## [Aim]
From the line containing "Output the text content of this document." down to the last line of the material, return those lines verbatim and only those.

* start Given data *

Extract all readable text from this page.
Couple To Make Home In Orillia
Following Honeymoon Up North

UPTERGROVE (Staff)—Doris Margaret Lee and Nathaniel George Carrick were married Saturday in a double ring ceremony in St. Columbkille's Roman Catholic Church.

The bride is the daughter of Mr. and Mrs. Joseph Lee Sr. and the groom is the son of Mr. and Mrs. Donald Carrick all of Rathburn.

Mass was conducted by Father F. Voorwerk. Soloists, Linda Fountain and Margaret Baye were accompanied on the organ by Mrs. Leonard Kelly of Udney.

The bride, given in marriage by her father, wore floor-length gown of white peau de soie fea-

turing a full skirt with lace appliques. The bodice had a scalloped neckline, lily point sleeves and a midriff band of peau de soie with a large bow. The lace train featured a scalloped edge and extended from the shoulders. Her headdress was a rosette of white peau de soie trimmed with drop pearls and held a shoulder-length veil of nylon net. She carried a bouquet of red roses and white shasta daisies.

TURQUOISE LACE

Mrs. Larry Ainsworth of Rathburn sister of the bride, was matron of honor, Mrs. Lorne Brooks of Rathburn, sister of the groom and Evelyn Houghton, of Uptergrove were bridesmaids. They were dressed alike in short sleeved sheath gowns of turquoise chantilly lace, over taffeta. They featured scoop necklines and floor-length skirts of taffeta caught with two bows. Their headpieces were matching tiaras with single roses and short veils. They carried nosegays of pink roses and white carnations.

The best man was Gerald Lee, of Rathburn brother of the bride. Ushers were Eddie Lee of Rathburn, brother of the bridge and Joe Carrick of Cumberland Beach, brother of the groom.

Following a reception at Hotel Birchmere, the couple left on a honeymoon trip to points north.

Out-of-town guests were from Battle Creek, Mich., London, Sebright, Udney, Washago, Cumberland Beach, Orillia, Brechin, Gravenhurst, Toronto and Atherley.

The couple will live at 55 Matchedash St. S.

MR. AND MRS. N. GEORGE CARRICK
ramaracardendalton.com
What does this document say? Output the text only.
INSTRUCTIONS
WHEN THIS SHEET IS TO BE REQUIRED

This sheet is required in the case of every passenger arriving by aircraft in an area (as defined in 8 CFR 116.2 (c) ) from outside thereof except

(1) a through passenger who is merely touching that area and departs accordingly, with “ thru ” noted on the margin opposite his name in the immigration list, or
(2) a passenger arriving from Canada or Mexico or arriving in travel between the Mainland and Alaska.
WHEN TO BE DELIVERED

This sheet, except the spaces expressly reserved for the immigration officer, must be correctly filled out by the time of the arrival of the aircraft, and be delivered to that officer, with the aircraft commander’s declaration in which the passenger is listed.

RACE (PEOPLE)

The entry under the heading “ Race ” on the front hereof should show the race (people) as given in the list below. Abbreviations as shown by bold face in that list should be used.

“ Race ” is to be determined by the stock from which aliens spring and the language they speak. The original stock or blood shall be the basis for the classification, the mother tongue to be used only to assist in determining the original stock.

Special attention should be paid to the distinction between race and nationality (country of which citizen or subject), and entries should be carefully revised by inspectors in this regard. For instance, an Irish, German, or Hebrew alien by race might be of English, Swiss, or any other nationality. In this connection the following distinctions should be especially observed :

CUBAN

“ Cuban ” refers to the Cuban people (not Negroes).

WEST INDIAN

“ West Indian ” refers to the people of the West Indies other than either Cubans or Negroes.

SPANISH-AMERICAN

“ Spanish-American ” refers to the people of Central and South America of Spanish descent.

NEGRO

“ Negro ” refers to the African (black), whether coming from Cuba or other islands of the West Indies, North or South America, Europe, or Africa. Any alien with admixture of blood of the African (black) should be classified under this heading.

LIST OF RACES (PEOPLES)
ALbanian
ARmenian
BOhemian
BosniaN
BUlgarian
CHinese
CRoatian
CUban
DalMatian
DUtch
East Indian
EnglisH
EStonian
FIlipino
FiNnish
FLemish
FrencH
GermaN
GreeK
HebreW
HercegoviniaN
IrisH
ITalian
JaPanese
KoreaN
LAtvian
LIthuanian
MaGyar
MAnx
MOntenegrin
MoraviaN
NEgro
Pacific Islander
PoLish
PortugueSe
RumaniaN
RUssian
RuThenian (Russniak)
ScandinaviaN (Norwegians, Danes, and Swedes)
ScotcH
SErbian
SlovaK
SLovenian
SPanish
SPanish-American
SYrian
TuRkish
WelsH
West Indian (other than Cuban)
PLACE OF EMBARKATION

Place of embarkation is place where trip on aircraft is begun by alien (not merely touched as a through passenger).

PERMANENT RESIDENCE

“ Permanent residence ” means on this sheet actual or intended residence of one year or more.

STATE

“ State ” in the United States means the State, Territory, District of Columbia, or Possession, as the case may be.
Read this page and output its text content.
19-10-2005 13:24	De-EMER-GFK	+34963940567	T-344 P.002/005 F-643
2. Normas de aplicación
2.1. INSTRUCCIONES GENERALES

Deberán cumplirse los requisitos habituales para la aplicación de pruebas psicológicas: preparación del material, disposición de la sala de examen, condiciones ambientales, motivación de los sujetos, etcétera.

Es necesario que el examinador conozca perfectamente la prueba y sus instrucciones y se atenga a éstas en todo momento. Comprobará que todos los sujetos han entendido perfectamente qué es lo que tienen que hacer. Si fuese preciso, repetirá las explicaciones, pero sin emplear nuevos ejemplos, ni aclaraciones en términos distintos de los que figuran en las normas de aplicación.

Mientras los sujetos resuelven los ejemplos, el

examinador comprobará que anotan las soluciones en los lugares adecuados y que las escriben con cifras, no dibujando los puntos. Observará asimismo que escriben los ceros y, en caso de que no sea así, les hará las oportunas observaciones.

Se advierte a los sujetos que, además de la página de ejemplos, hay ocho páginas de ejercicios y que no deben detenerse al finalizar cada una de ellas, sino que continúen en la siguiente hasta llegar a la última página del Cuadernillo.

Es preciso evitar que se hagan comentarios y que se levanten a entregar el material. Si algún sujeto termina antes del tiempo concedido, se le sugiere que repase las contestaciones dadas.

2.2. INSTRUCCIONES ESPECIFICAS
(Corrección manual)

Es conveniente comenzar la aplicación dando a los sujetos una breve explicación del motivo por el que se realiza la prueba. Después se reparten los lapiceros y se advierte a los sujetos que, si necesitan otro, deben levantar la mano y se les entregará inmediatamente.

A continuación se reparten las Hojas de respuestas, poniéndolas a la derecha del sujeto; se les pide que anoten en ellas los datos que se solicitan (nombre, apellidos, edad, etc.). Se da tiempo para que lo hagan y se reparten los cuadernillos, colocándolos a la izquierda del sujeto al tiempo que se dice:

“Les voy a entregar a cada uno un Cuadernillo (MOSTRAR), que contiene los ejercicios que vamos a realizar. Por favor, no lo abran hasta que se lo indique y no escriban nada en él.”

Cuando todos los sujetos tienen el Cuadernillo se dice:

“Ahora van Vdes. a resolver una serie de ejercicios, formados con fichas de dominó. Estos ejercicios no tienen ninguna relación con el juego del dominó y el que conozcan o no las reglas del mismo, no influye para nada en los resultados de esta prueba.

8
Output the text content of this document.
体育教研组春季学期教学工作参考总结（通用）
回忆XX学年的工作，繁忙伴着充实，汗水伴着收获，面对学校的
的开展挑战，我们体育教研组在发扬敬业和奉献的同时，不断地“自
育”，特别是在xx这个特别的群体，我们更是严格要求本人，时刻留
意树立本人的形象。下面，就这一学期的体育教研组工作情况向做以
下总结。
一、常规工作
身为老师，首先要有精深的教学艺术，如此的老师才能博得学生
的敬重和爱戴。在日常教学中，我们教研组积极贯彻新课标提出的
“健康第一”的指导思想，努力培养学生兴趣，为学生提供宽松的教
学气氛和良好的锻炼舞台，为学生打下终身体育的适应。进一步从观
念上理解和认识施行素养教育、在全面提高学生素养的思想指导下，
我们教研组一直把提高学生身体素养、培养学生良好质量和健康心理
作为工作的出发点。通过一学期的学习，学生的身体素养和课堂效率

* end Given data *

## [Written solution]
Output the text content of this document.
体育教研组春季学期教学工作参考总结（通用）
回忆XX学年的工作，繁忙伴着充实，汗水伴着收获，面对学校的
的开展挑战，我们体育教研组在发扬敬业和奉献的同时，不断地“自
育”，特别是在xx这个特别的群体，我们更是严格要求本人，时刻留
意树立本人的形象。下面，就这一学期的体育教研组工作情况向做以
下总结。
一、常规工作
身为老师，首先要有精深的教学艺术，如此的老师才能博得学生
的敬重和爱戴。在日常教学中，我们教研组积极贯彻新课标提出的
“健康第一”的指导思想，努力培养学生兴趣，为学生提供宽松的教
学气氛和良好的锻炼舞台，为学生打下终身体育的适应。进一步从观
念上理解和认识施行素养教育、在全面提高学生素养的思想指导下，
我们教研组一直把提高学生身体素养、培养学生良好质量和健康心理
作为工作的出发点。通过一学期的学习，学生的身体素养和课堂效率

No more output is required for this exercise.